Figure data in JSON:
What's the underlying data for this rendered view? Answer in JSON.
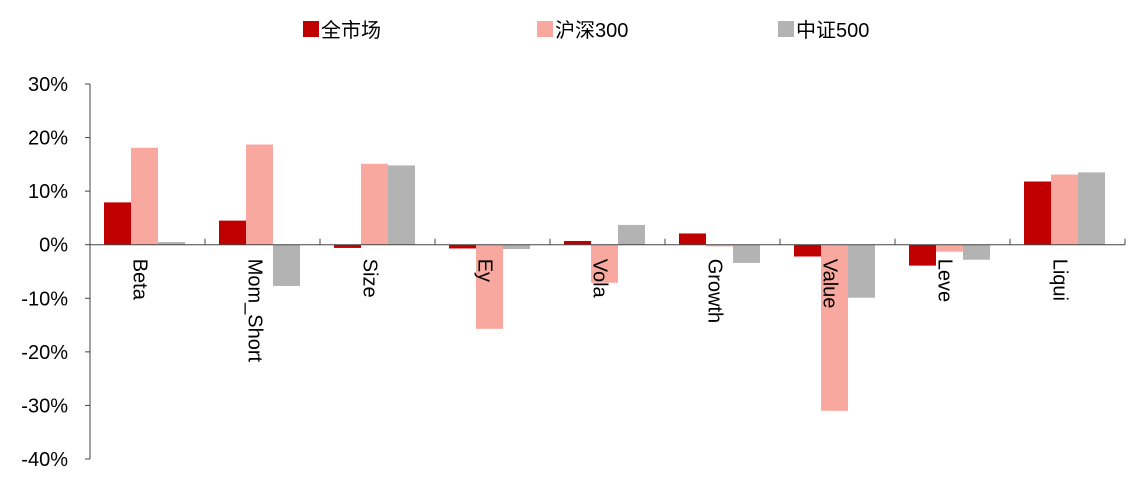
{
  "chart_data": {
    "type": "bar",
    "categories": [
      "Beta",
      "Mom_Short",
      "Size",
      "Ey",
      "Vola",
      "Growth",
      "Value",
      "Leve",
      "Liqui"
    ],
    "series": [
      {
        "name": "全市场",
        "color": "#c00000",
        "values": [
          7.9,
          4.5,
          -0.6,
          -0.7,
          0.7,
          2.1,
          -2.2,
          -3.9,
          11.8
        ]
      },
      {
        "name": "沪深300",
        "color": "#f8a89e",
        "values": [
          18.1,
          18.7,
          15.1,
          -15.7,
          -7.1,
          -0.3,
          -31.0,
          -1.3,
          13.1
        ]
      },
      {
        "name": "中证500",
        "color": "#b3b3b3",
        "values": [
          0.5,
          -7.7,
          14.8,
          -0.8,
          3.7,
          -3.4,
          -9.9,
          -2.8,
          13.5
        ]
      }
    ],
    "ylim": [
      -40,
      30
    ],
    "yticks": [
      "30%",
      "20%",
      "10%",
      "0%",
      "-10%",
      "-20%",
      "-30%",
      "-40%"
    ],
    "ytick_values": [
      30,
      20,
      10,
      0,
      -10,
      -20,
      -30,
      -40
    ],
    "legend": "top",
    "grid": false
  }
}
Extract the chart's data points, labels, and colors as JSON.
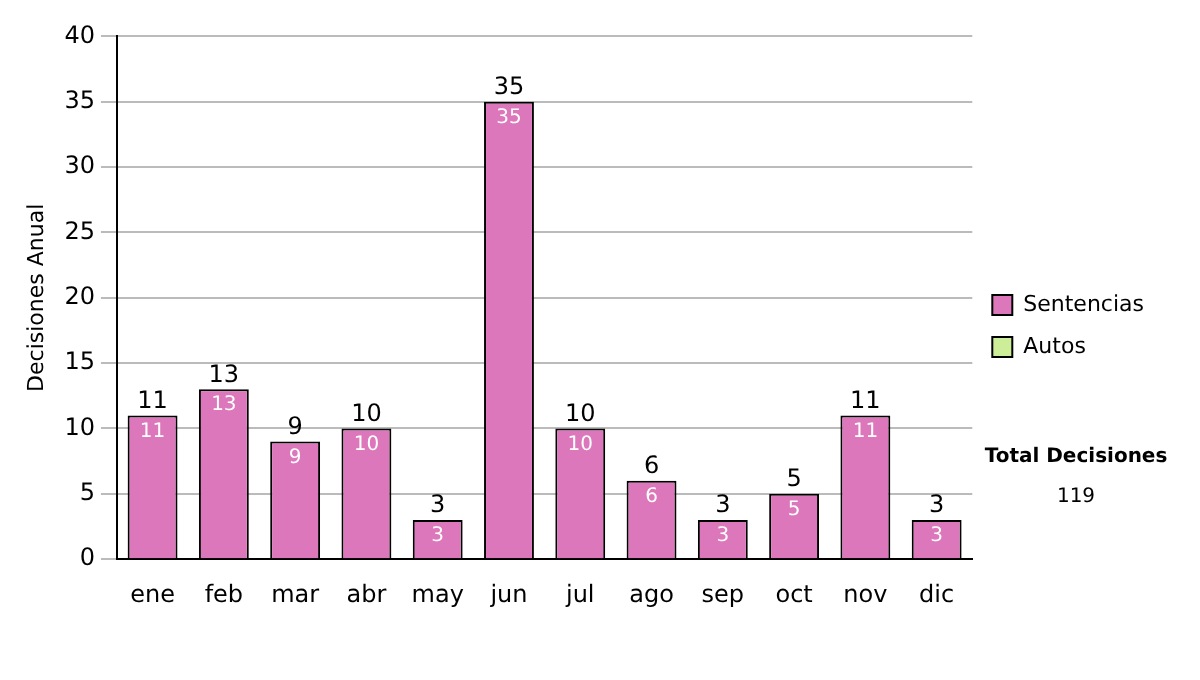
{
  "chart_data": {
    "type": "bar",
    "ylabel": "Decisiones Anual",
    "categories": [
      "ene",
      "feb",
      "mar",
      "abr",
      "may",
      "jun",
      "jul",
      "ago",
      "sep",
      "oct",
      "nov",
      "dic"
    ],
    "series": [
      {
        "name": "Sentencias",
        "color": "#dd77bb",
        "values": [
          11,
          13,
          9,
          10,
          3,
          35,
          10,
          6,
          3,
          5,
          11,
          3
        ],
        "value_labels": [
          "11",
          "13",
          "9",
          "10",
          "3",
          "35",
          "10",
          "6",
          "3",
          "5",
          "11",
          "3"
        ]
      },
      {
        "name": "Autos",
        "color": "#ccee99",
        "values": [
          0,
          0,
          0,
          0,
          0,
          0,
          0,
          0,
          0,
          0,
          0,
          0
        ]
      }
    ],
    "stacked": true,
    "totals": [
      "11",
      "13",
      "9",
      "10",
      "3",
      "35",
      "10",
      "6",
      "3",
      "5",
      "11",
      "3"
    ],
    "ylim": [
      0,
      40
    ],
    "yticks": [
      0,
      5,
      10,
      15,
      20,
      25,
      30,
      35,
      40
    ],
    "grid": "y",
    "legend": "right",
    "annotations": [
      "Total Decisiones",
      "119"
    ]
  }
}
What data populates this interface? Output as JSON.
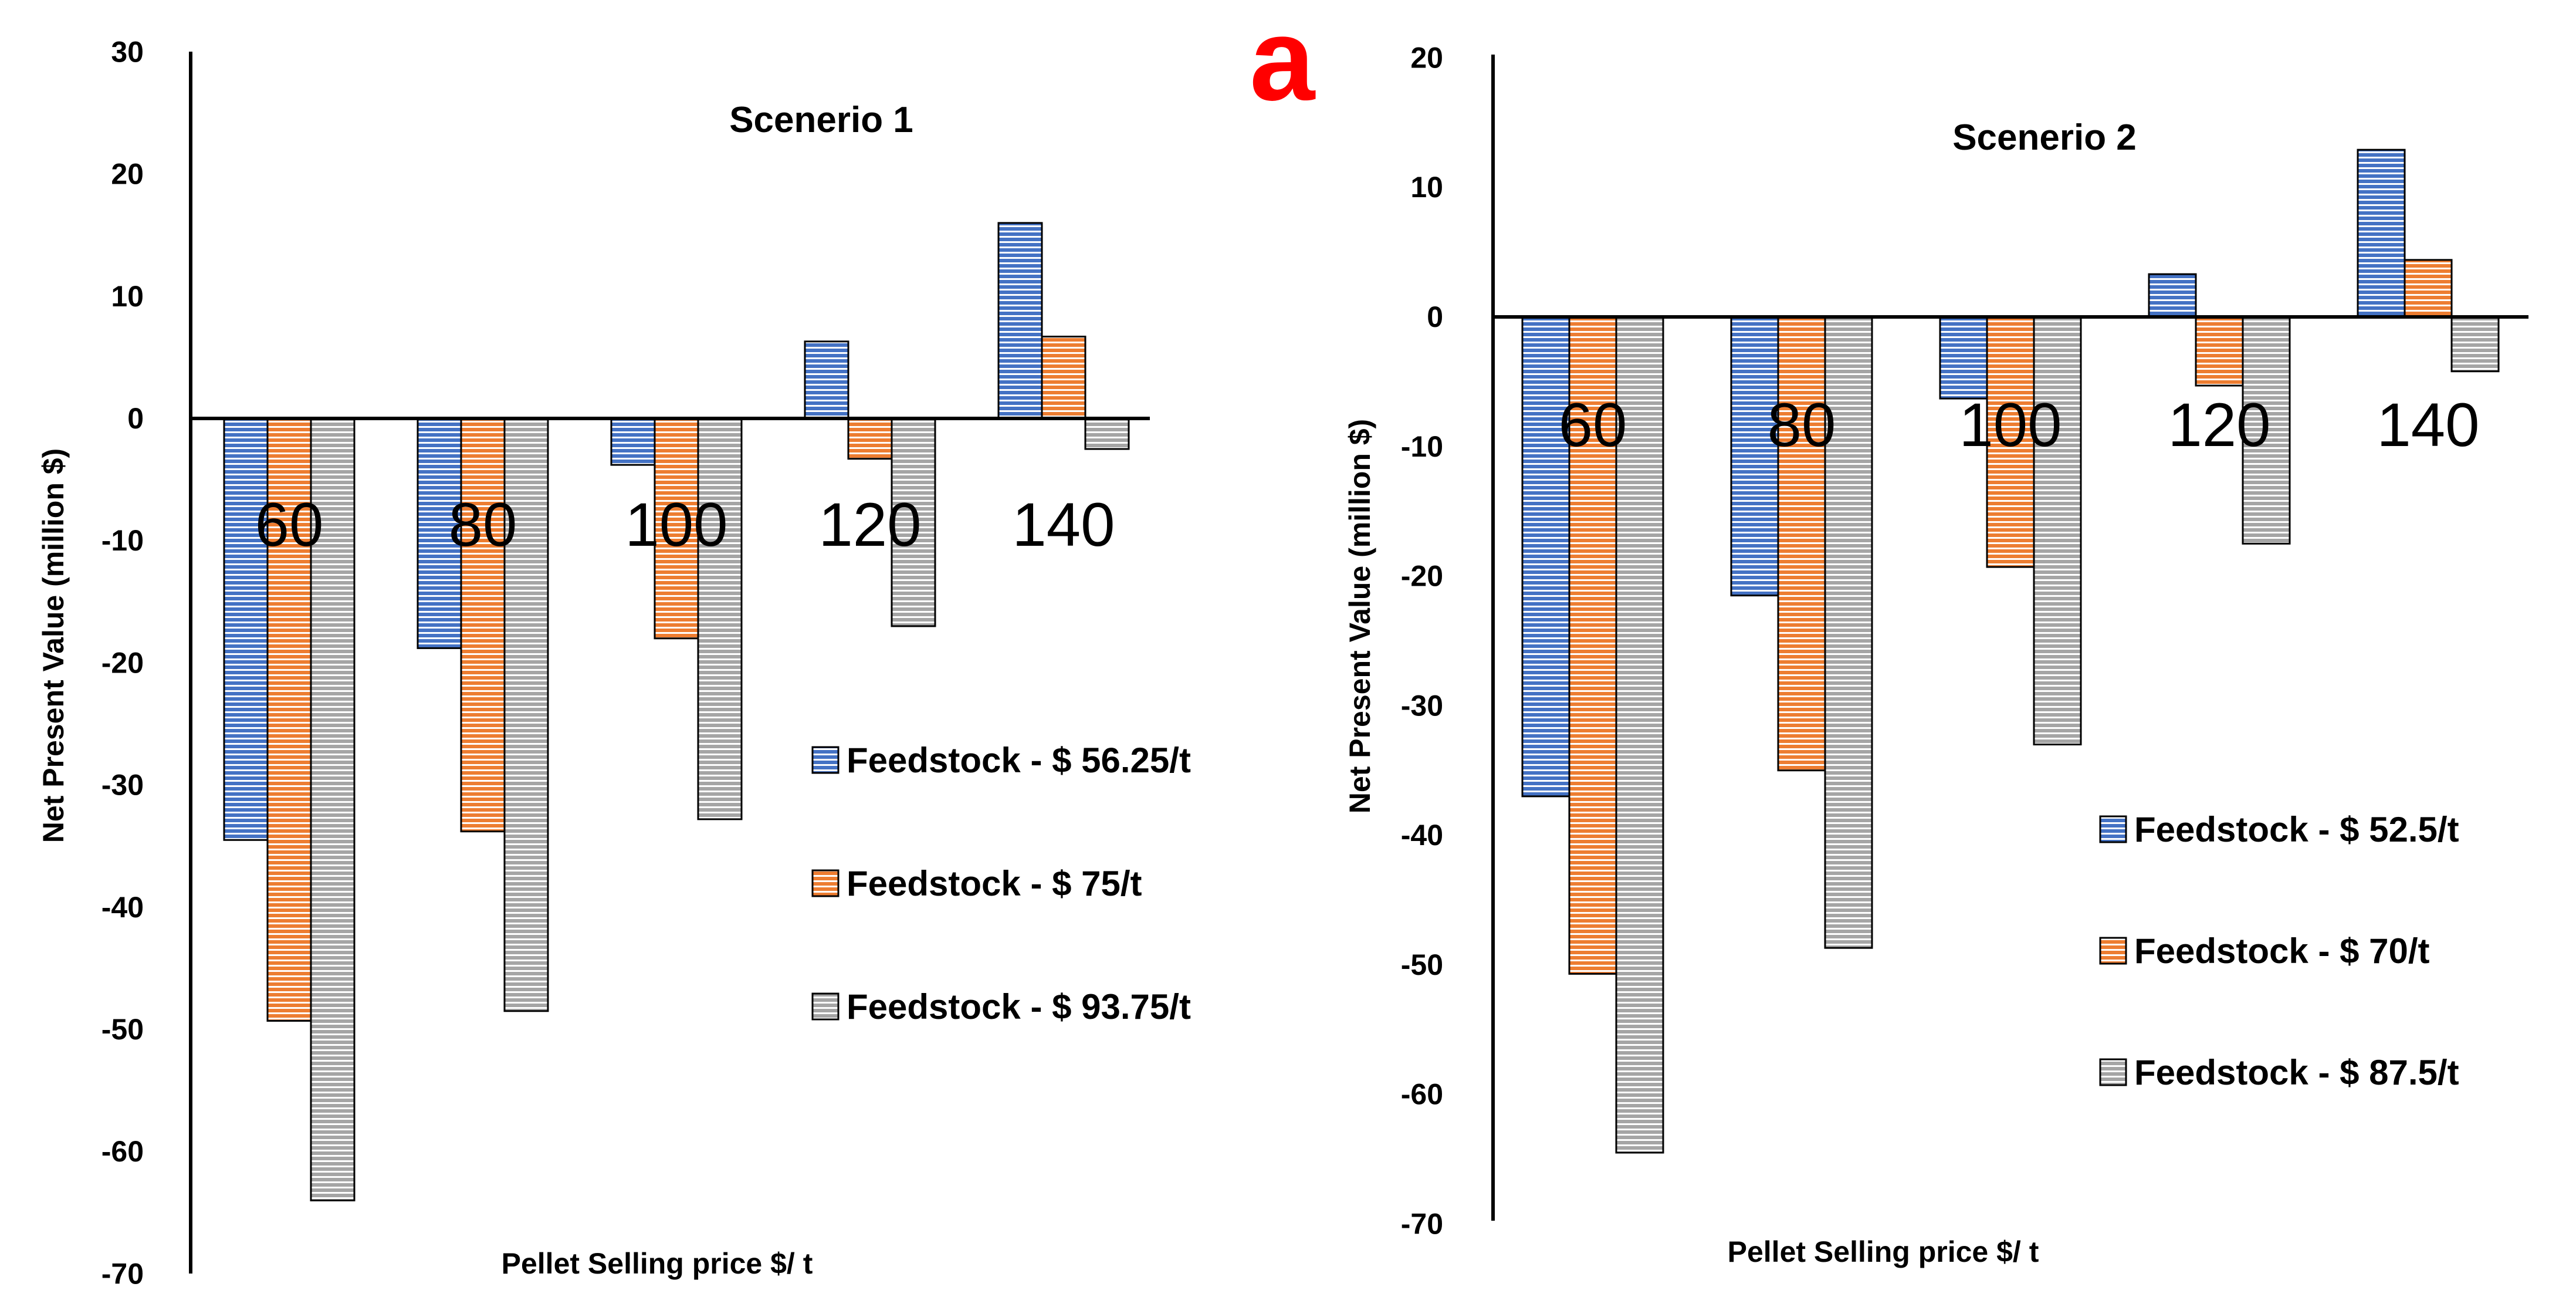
{
  "panel_letter": "a",
  "colors": {
    "blue": "#4472C4",
    "orange": "#ED7D31",
    "gray": "#A5A5A5",
    "panel_letter": "#FF0000"
  },
  "chart_data": [
    {
      "type": "bar",
      "title": "Scenerio 1",
      "xlabel": "Pellet Selling price  $/ t",
      "ylabel": "Net Present Value (million $)",
      "categories": [
        "60",
        "80",
        "100",
        "120",
        "140"
      ],
      "ylim": [
        -70,
        30
      ],
      "yticks": [
        "30",
        "20",
        "10",
        "0",
        "-10",
        "-20",
        "-30",
        "-40",
        "-50",
        "-60",
        "-70"
      ],
      "legend_position": "right",
      "series": [
        {
          "name": "Feedstock -  $ 56.25/t",
          "color": "#4472C4",
          "values": [
            -34.5,
            -18.8,
            -3.8,
            6.3,
            16.0
          ]
        },
        {
          "name": "Feedstock -  $ 75/t",
          "color": "#ED7D31",
          "values": [
            -49.3,
            -33.8,
            -18.0,
            -3.3,
            6.7
          ]
        },
        {
          "name": "Feedstock -  $ 93.75/t",
          "color": "#A5A5A5",
          "values": [
            -64.0,
            -48.5,
            -32.8,
            -17.0,
            -2.5
          ]
        }
      ]
    },
    {
      "type": "bar",
      "title": "Scenerio 2",
      "xlabel": "Pellet Selling price  $/ t",
      "ylabel": "Net Present Value (million $)",
      "categories": [
        "60",
        "80",
        "100",
        "120",
        "140"
      ],
      "ylim": [
        -70,
        20
      ],
      "yticks": [
        "20",
        "10",
        "0",
        "-10",
        "-20",
        "-30",
        "-40",
        "-50",
        "-60",
        "-70"
      ],
      "legend_position": "right",
      "series": [
        {
          "name": "Feedstock -  $ 52.5/t",
          "color": "#4472C4",
          "values": [
            -37.0,
            -21.5,
            -6.3,
            3.3,
            12.9
          ]
        },
        {
          "name": "Feedstock -  $ 70/t",
          "color": "#ED7D31",
          "values": [
            -50.7,
            -35.0,
            -19.3,
            -5.3,
            4.4
          ]
        },
        {
          "name": "Feedstock -  $ 87.5/t",
          "color": "#A5A5A5",
          "values": [
            -64.5,
            -48.7,
            -33.0,
            -17.5,
            -4.2
          ]
        }
      ]
    }
  ]
}
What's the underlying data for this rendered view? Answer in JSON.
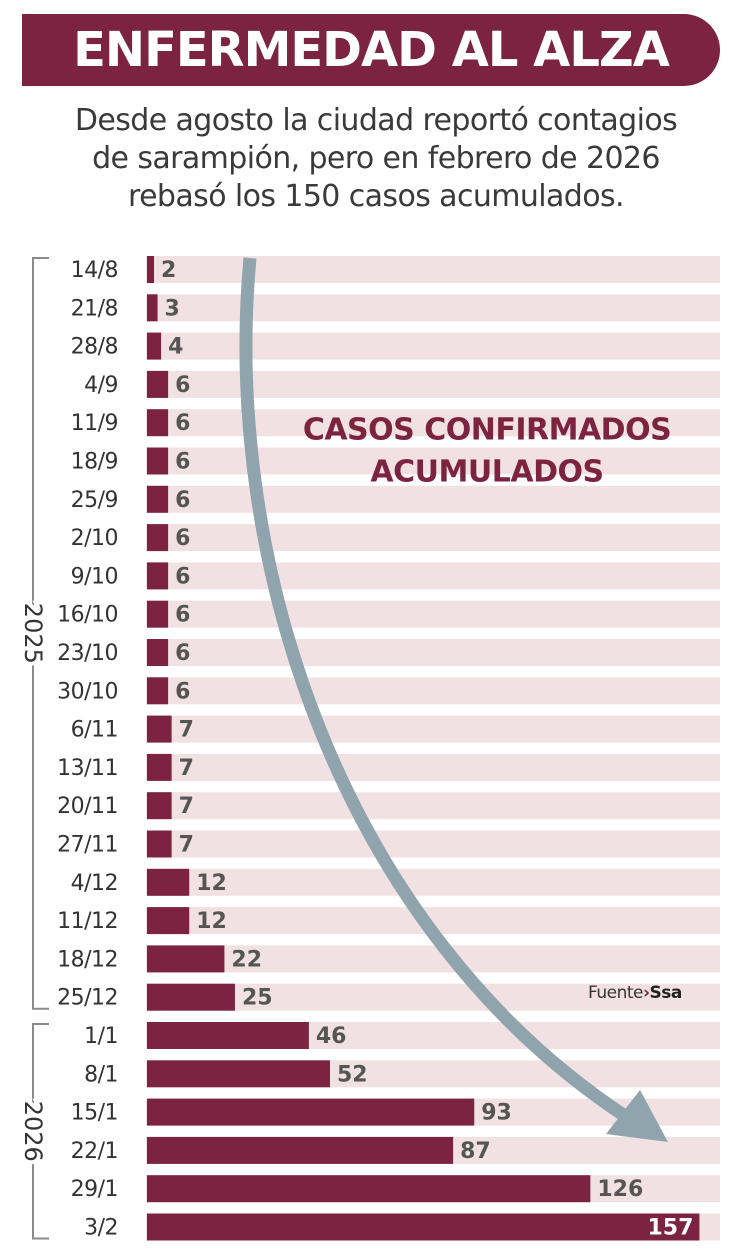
{
  "title": "ENFERMEDAD AL ALZA",
  "subtitle_lines": [
    "Desde agosto la ciudad reportó contagios",
    "de sarampión, pero en febrero de 2026",
    "rebasó los 150 casos acumulados."
  ],
  "source": {
    "prefix": "Fuente",
    "separator": "›",
    "org": "Ssa"
  },
  "colors": {
    "bar": "#7b2340",
    "row_bg": "#f1e1e3",
    "arrow": "#8fa4ad",
    "label_text": "#7b2340"
  },
  "chart_data": {
    "type": "bar",
    "orientation": "horizontal",
    "title": "ENFERMEDAD AL ALZA",
    "annotation": [
      "CASOS CONFIRMADOS",
      "ACUMULADOS"
    ],
    "xlim": [
      0,
      160
    ],
    "groups": [
      {
        "label": "2025",
        "start": 0,
        "end": 19
      },
      {
        "label": "2026",
        "start": 20,
        "end": 25
      }
    ],
    "categories": [
      "14/8",
      "21/8",
      "28/8",
      "4/9",
      "11/9",
      "18/9",
      "25/9",
      "2/10",
      "9/10",
      "16/10",
      "23/10",
      "30/10",
      "6/11",
      "13/11",
      "20/11",
      "27/11",
      "4/12",
      "11/12",
      "18/12",
      "25/12",
      "1/1",
      "8/1",
      "15/1",
      "22/1",
      "29/1",
      "3/2"
    ],
    "values": [
      2,
      3,
      4,
      6,
      6,
      6,
      6,
      6,
      6,
      6,
      6,
      6,
      7,
      7,
      7,
      7,
      12,
      12,
      22,
      25,
      46,
      52,
      93,
      87,
      126,
      157
    ]
  }
}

Written task:
The records above need to be given again exactly. Omit the pictures.

Task output:
What's the underlying data for this rendered view? Answer in JSON.
{
  "chart_data": {
    "type": "bar",
    "categories": [
      "Beta",
      "Mom_Short",
      "Size",
      "Ey",
      "Vola",
      "Growth",
      "Value",
      "Leve",
      "Liqui"
    ],
    "series": [
      {
        "name": "全市场",
        "color": "#c00000",
        "values": [
          7.9,
          4.5,
          -0.6,
          -0.7,
          0.7,
          2.1,
          -2.2,
          -3.9,
          11.8
        ]
      },
      {
        "name": "沪深300",
        "color": "#f8a89e",
        "values": [
          18.1,
          18.7,
          15.1,
          -15.7,
          -7.1,
          -0.3,
          -31.0,
          -1.3,
          13.1
        ]
      },
      {
        "name": "中证500",
        "color": "#b3b3b3",
        "values": [
          0.5,
          -7.7,
          14.8,
          -0.8,
          3.7,
          -3.4,
          -9.9,
          -2.8,
          13.5
        ]
      }
    ],
    "ylim": [
      -40,
      30
    ],
    "yticks": [
      "30%",
      "20%",
      "10%",
      "0%",
      "-10%",
      "-20%",
      "-30%",
      "-40%"
    ],
    "ytick_values": [
      30,
      20,
      10,
      0,
      -10,
      -20,
      -30,
      -40
    ],
    "legend": "top",
    "grid": false
  }
}
Extract the chart's data points, labels, and colors as JSON.
{
  "chart_data": {
    "type": "bar",
    "ylabel": "Decisiones Anual",
    "categories": [
      "ene",
      "feb",
      "mar",
      "abr",
      "may",
      "jun",
      "jul",
      "ago",
      "sep",
      "oct",
      "nov",
      "dic"
    ],
    "series": [
      {
        "name": "Sentencias",
        "color": "#dd77bb",
        "values": [
          11,
          13,
          9,
          10,
          3,
          35,
          10,
          6,
          3,
          5,
          11,
          3
        ],
        "value_labels": [
          "11",
          "13",
          "9",
          "10",
          "3",
          "35",
          "10",
          "6",
          "3",
          "5",
          "11",
          "3"
        ]
      },
      {
        "name": "Autos",
        "color": "#ccee99",
        "values": [
          0,
          0,
          0,
          0,
          0,
          0,
          0,
          0,
          0,
          0,
          0,
          0
        ]
      }
    ],
    "stacked": true,
    "totals": [
      "11",
      "13",
      "9",
      "10",
      "3",
      "35",
      "10",
      "6",
      "3",
      "5",
      "11",
      "3"
    ],
    "ylim": [
      0,
      40
    ],
    "yticks": [
      0,
      5,
      10,
      15,
      20,
      25,
      30,
      35,
      40
    ],
    "grid": "y",
    "legend": "right",
    "annotations": [
      "Total Decisiones",
      "119"
    ]
  }
}
What data populates this interface? Output as JSON.
{
  "panel_letter": "a",
  "colors": {
    "blue": "#4472C4",
    "orange": "#ED7D31",
    "gray": "#A5A5A5",
    "panel_letter": "#FF0000"
  },
  "chart_data": [
    {
      "type": "bar",
      "title": "Scenerio 1",
      "xlabel": "Pellet Selling price  $/ t",
      "ylabel": "Net Present Value (million $)",
      "categories": [
        "60",
        "80",
        "100",
        "120",
        "140"
      ],
      "ylim": [
        -70,
        30
      ],
      "yticks": [
        "30",
        "20",
        "10",
        "0",
        "-10",
        "-20",
        "-30",
        "-40",
        "-50",
        "-60",
        "-70"
      ],
      "legend_position": "right",
      "series": [
        {
          "name": "Feedstock -  $ 56.25/t",
          "color": "#4472C4",
          "values": [
            -34.5,
            -18.8,
            -3.8,
            6.3,
            16.0
          ]
        },
        {
          "name": "Feedstock -  $ 75/t",
          "color": "#ED7D31",
          "values": [
            -49.3,
            -33.8,
            -18.0,
            -3.3,
            6.7
          ]
        },
        {
          "name": "Feedstock -  $ 93.75/t",
          "color": "#A5A5A5",
          "values": [
            -64.0,
            -48.5,
            -32.8,
            -17.0,
            -2.5
          ]
        }
      ]
    },
    {
      "type": "bar",
      "title": "Scenerio 2",
      "xlabel": "Pellet Selling price  $/ t",
      "ylabel": "Net Present Value (million $)",
      "categories": [
        "60",
        "80",
        "100",
        "120",
        "140"
      ],
      "ylim": [
        -70,
        20
      ],
      "yticks": [
        "20",
        "10",
        "0",
        "-10",
        "-20",
        "-30",
        "-40",
        "-50",
        "-60",
        "-70"
      ],
      "legend_position": "right",
      "series": [
        {
          "name": "Feedstock -  $ 52.5/t",
          "color": "#4472C4",
          "values": [
            -37.0,
            -21.5,
            -6.3,
            3.3,
            12.9
          ]
        },
        {
          "name": "Feedstock -  $ 70/t",
          "color": "#ED7D31",
          "values": [
            -50.7,
            -35.0,
            -19.3,
            -5.3,
            4.4
          ]
        },
        {
          "name": "Feedstock -  $ 87.5/t",
          "color": "#A5A5A5",
          "values": [
            -64.5,
            -48.7,
            -33.0,
            -17.5,
            -4.2
          ]
        }
      ]
    }
  ]
}
What's the underlying data for this rendered view? Answer in JSON.
{
  "title": "ENFERMEDAD AL ALZA",
  "subtitle_lines": [
    "Desde agosto la ciudad reportó contagios",
    "de sarampión, pero en febrero de 2026",
    "rebasó los 150 casos acumulados."
  ],
  "source": {
    "prefix": "Fuente",
    "separator": "›",
    "org": "Ssa"
  },
  "colors": {
    "bar": "#7b2340",
    "row_bg": "#f1e1e3",
    "arrow": "#8fa4ad",
    "label_text": "#7b2340"
  },
  "chart_data": {
    "type": "bar",
    "orientation": "horizontal",
    "title": "ENFERMEDAD AL ALZA",
    "annotation": [
      "CASOS CONFIRMADOS",
      "ACUMULADOS"
    ],
    "xlim": [
      0,
      160
    ],
    "groups": [
      {
        "label": "2025",
        "start": 0,
        "end": 19
      },
      {
        "label": "2026",
        "start": 20,
        "end": 25
      }
    ],
    "categories": [
      "14/8",
      "21/8",
      "28/8",
      "4/9",
      "11/9",
      "18/9",
      "25/9",
      "2/10",
      "9/10",
      "16/10",
      "23/10",
      "30/10",
      "6/11",
      "13/11",
      "20/11",
      "27/11",
      "4/12",
      "11/12",
      "18/12",
      "25/12",
      "1/1",
      "8/1",
      "15/1",
      "22/1",
      "29/1",
      "3/2"
    ],
    "values": [
      2,
      3,
      4,
      6,
      6,
      6,
      6,
      6,
      6,
      6,
      6,
      6,
      7,
      7,
      7,
      7,
      12,
      12,
      22,
      25,
      46,
      52,
      93,
      87,
      126,
      157
    ]
  }
}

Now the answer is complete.